Rows from a dataset:
▶
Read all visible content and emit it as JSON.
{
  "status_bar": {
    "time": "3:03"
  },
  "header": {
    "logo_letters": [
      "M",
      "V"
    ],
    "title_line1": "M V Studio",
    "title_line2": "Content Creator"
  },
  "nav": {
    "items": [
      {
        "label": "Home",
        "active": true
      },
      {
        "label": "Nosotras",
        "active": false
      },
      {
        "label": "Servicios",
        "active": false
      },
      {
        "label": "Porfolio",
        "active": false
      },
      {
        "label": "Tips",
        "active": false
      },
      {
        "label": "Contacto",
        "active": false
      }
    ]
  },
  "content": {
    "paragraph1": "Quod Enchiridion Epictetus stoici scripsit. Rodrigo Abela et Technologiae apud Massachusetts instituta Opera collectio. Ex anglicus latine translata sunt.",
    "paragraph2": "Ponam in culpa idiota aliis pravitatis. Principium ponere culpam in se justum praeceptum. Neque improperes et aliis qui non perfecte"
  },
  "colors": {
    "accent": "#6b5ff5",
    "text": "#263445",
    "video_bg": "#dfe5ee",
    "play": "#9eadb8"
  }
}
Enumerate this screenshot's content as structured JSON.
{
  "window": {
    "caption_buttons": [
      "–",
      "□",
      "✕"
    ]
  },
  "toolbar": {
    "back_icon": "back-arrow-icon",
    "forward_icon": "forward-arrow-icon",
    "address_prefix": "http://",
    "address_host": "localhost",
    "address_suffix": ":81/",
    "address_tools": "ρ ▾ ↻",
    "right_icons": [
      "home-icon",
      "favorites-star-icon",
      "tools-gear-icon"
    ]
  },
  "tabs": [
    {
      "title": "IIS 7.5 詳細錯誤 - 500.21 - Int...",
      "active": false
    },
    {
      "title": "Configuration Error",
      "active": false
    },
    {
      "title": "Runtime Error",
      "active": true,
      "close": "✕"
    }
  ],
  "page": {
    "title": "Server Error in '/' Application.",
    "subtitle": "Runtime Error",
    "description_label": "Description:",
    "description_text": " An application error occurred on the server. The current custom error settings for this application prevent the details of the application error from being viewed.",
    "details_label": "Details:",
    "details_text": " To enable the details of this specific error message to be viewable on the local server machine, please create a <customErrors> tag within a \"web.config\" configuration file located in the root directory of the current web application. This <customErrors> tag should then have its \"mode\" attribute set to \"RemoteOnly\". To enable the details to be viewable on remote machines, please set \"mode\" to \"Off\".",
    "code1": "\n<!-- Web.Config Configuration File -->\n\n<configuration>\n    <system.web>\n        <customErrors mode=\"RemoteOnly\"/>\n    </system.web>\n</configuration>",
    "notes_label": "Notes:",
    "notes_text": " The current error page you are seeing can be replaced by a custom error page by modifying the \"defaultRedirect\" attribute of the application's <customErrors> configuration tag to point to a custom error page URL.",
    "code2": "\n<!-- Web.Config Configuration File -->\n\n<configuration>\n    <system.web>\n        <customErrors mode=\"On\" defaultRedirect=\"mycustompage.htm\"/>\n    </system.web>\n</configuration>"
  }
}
◀
Recopy all the lines exactly as they appear.

Output →
Read all visible content and emit it as JSON.
{
  "status_bar": {
    "time": "3:03"
  },
  "header": {
    "logo_letters": [
      "M",
      "V"
    ],
    "title_line1": "M V Studio",
    "title_line2": "Content Creator"
  },
  "nav": {
    "items": [
      {
        "label": "Home",
        "active": true
      },
      {
        "label": "Nosotras",
        "active": false
      },
      {
        "label": "Servicios",
        "active": false
      },
      {
        "label": "Porfolio",
        "active": false
      },
      {
        "label": "Tips",
        "active": false
      },
      {
        "label": "Contacto",
        "active": false
      }
    ]
  },
  "content": {
    "paragraph1": "Quod Enchiridion Epictetus stoici scripsit. Rodrigo Abela et Technologiae apud Massachusetts instituta Opera collectio. Ex anglicus latine translata sunt.",
    "paragraph2": "Ponam in culpa idiota aliis pravitatis. Principium ponere culpam in se justum praeceptum. Neque improperes et aliis qui non perfecte"
  },
  "colors": {
    "accent": "#6b5ff5",
    "text": "#263445",
    "video_bg": "#dfe5ee",
    "play": "#9eadb8"
  }
}
Enumerate this screenshot's content as structured JSON.
{
  "window": {
    "caption_buttons": [
      "–",
      "□",
      "✕"
    ]
  },
  "toolbar": {
    "back_icon": "back-arrow-icon",
    "forward_icon": "forward-arrow-icon",
    "address_prefix": "http://",
    "address_host": "localhost",
    "address_suffix": ":81/",
    "address_tools": "ρ ▾ ↻",
    "right_icons": [
      "home-icon",
      "favorites-star-icon",
      "tools-gear-icon"
    ]
  },
  "tabs": [
    {
      "title": "IIS 7.5 詳細錯誤 - 500.21 - Int...",
      "active": false
    },
    {
      "title": "Configuration Error",
      "active": false
    },
    {
      "title": "Runtime Error",
      "active": true,
      "close": "✕"
    }
  ],
  "page": {
    "title": "Server Error in '/' Application.",
    "subtitle": "Runtime Error",
    "description_label": "Description:",
    "description_text": " An application error occurred on the server. The current custom error settings for this application prevent the details of the application error from being viewed.",
    "details_label": "Details:",
    "details_text": " To enable the details of this specific error message to be viewable on the local server machine, please create a <customErrors> tag within a \"web.config\" configuration file located in the root directory of the current web application. This <customErrors> tag should then have its \"mode\" attribute set to \"RemoteOnly\". To enable the details to be viewable on remote machines, please set \"mode\" to \"Off\".",
    "code1": "\n<!-- Web.Config Configuration File -->\n\n<configuration>\n    <system.web>\n        <customErrors mode=\"RemoteOnly\"/>\n    </system.web>\n</configuration>",
    "notes_label": "Notes:",
    "notes_text": " The current error page you are seeing can be replaced by a custom error page by modifying the \"defaultRedirect\" attribute of the application's <customErrors> configuration tag to point to a custom error page URL.",
    "code2": "\n<!-- Web.Config Configuration File -->\n\n<configuration>\n    <system.web>\n        <customErrors mode=\"On\" defaultRedirect=\"mycustompage.htm\"/>\n    </system.web>\n</configuration>"
  }
}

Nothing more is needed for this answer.